** Start **
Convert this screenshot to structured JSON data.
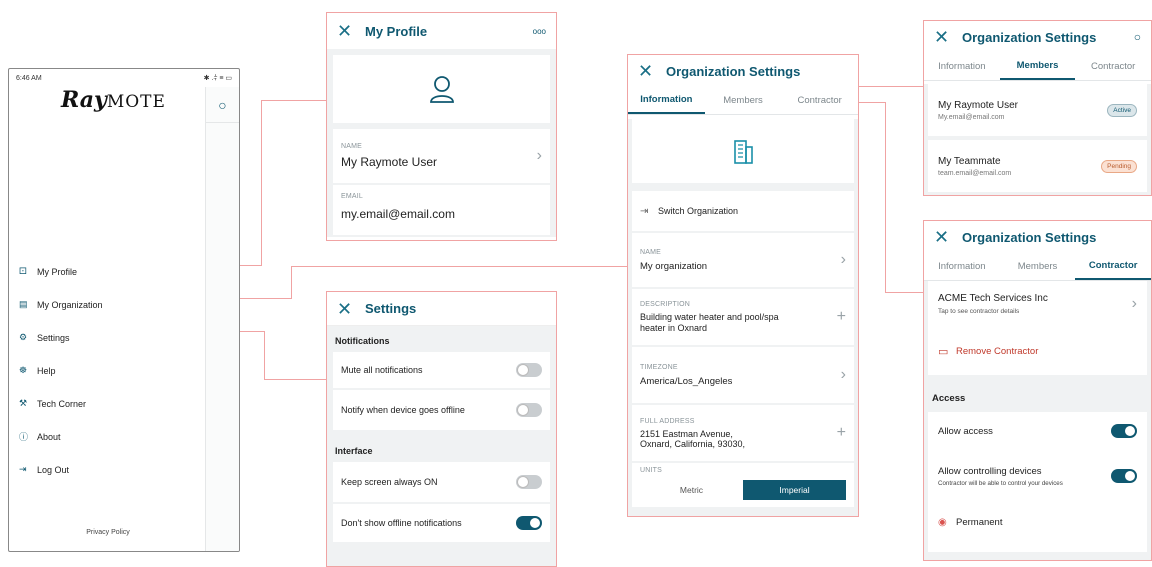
{
  "phone": {
    "time": "6:46 AM",
    "status_icons": "✱ .⫩ ≡ ▭",
    "logo": "RayMOTE",
    "menu": [
      {
        "label": "My Profile",
        "icon": "person-icon",
        "glyph": "⚀"
      },
      {
        "label": "My Organization",
        "icon": "building-icon",
        "glyph": "▤"
      },
      {
        "label": "Settings",
        "icon": "gear-icon",
        "glyph": "⚙"
      },
      {
        "label": "Help",
        "icon": "help-icon",
        "glyph": "☸"
      },
      {
        "label": "Tech Corner",
        "icon": "tools-icon",
        "glyph": "⚒"
      },
      {
        "label": "About",
        "icon": "info-icon",
        "glyph": "ⓘ"
      },
      {
        "label": "Log Out",
        "icon": "logout-icon",
        "glyph": "⇥"
      }
    ],
    "privacy": "Privacy Policy"
  },
  "profile": {
    "title": "My Profile",
    "more": "ooo",
    "name_label": "NAME",
    "name_value": "My Raymote User",
    "email_label": "EMAIL",
    "email_value": "my.email@email.com"
  },
  "settings": {
    "title": "Settings",
    "section_notifications": "Notifications",
    "mute": "Mute all notifications",
    "notify_offline": "Notify when device goes offline",
    "section_interface": "Interface",
    "keep_on": "Keep screen always ON",
    "dont_show": "Don't show offline notifications"
  },
  "org": {
    "title": "Organization Settings",
    "tabs": [
      "Information",
      "Members",
      "Contractor"
    ],
    "switch": "Switch Organization",
    "name_label": "NAME",
    "name_value": "My organization",
    "desc_label": "DESCRIPTION",
    "desc_value": "Building water heater and pool/spa heater in Oxnard",
    "tz_label": "TIMEZONE",
    "tz_value": "America/Los_Angeles",
    "addr_label": "FULL ADDRESS",
    "addr_line1": "2151 Eastman Avenue,",
    "addr_line2": "Oxnard, California, 93030,",
    "units_label": "UNITS",
    "units": [
      "Metric",
      "Imperial"
    ]
  },
  "members": {
    "title": "Organization Settings",
    "tabs": [
      "Information",
      "Members",
      "Contractor"
    ],
    "list": [
      {
        "name": "My Raymote User",
        "email": "My.email@email.com",
        "status": "Active"
      },
      {
        "name": "My Teammate",
        "email": "team.email@email.com",
        "status": "Pending"
      }
    ]
  },
  "contractor": {
    "title": "Organization Settings",
    "tabs": [
      "Information",
      "Members",
      "Contractor"
    ],
    "company": "ACME Tech Services Inc",
    "company_sub": "Tap to see contractor details",
    "remove": "Remove Contractor",
    "access_header": "Access",
    "allow_access": "Allow access",
    "allow_controlling": "Allow controlling devices",
    "allow_controlling_sub": "Contractor will be able to control your devices",
    "permanent": "Permanent"
  },
  "colors": {
    "accent": "#0f5870",
    "connector": "#f0a3a3",
    "remove": "#c0392b",
    "pending": "#f3c1a8",
    "active": "#d4e3e8"
  }
}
** End **
Short problem
Above are the records; reproduce them exactly and leave out the pictures.

Answer to this problem
Convert this screenshot to structured JSON data.
{
  "phone": {
    "time": "6:46 AM",
    "status_icons": "✱ .⫩ ≡ ▭",
    "logo": "RayMOTE",
    "menu": [
      {
        "label": "My Profile",
        "icon": "person-icon",
        "glyph": "⚀"
      },
      {
        "label": "My Organization",
        "icon": "building-icon",
        "glyph": "▤"
      },
      {
        "label": "Settings",
        "icon": "gear-icon",
        "glyph": "⚙"
      },
      {
        "label": "Help",
        "icon": "help-icon",
        "glyph": "☸"
      },
      {
        "label": "Tech Corner",
        "icon": "tools-icon",
        "glyph": "⚒"
      },
      {
        "label": "About",
        "icon": "info-icon",
        "glyph": "ⓘ"
      },
      {
        "label": "Log Out",
        "icon": "logout-icon",
        "glyph": "⇥"
      }
    ],
    "privacy": "Privacy Policy"
  },
  "profile": {
    "title": "My Profile",
    "more": "ooo",
    "name_label": "NAME",
    "name_value": "My Raymote User",
    "email_label": "EMAIL",
    "email_value": "my.email@email.com"
  },
  "settings": {
    "title": "Settings",
    "section_notifications": "Notifications",
    "mute": "Mute all notifications",
    "notify_offline": "Notify when device goes offline",
    "section_interface": "Interface",
    "keep_on": "Keep screen always ON",
    "dont_show": "Don't show offline notifications"
  },
  "org": {
    "title": "Organization Settings",
    "tabs": [
      "Information",
      "Members",
      "Contractor"
    ],
    "switch": "Switch Organization",
    "name_label": "NAME",
    "name_value": "My organization",
    "desc_label": "DESCRIPTION",
    "desc_value": "Building water heater and pool/spa heater in Oxnard",
    "tz_label": "TIMEZONE",
    "tz_value": "America/Los_Angeles",
    "addr_label": "FULL ADDRESS",
    "addr_line1": "2151 Eastman Avenue,",
    "addr_line2": "Oxnard, California, 93030,",
    "units_label": "UNITS",
    "units": [
      "Metric",
      "Imperial"
    ]
  },
  "members": {
    "title": "Organization Settings",
    "tabs": [
      "Information",
      "Members",
      "Contractor"
    ],
    "list": [
      {
        "name": "My Raymote User",
        "email": "My.email@email.com",
        "status": "Active"
      },
      {
        "name": "My Teammate",
        "email": "team.email@email.com",
        "status": "Pending"
      }
    ]
  },
  "contractor": {
    "title": "Organization Settings",
    "tabs": [
      "Information",
      "Members",
      "Contractor"
    ],
    "company": "ACME Tech Services Inc",
    "company_sub": "Tap to see contractor details",
    "remove": "Remove Contractor",
    "access_header": "Access",
    "allow_access": "Allow access",
    "allow_controlling": "Allow controlling devices",
    "allow_controlling_sub": "Contractor will be able to control your devices",
    "permanent": "Permanent"
  },
  "colors": {
    "accent": "#0f5870",
    "connector": "#f0a3a3",
    "remove": "#c0392b",
    "pending": "#f3c1a8",
    "active": "#d4e3e8"
  }
}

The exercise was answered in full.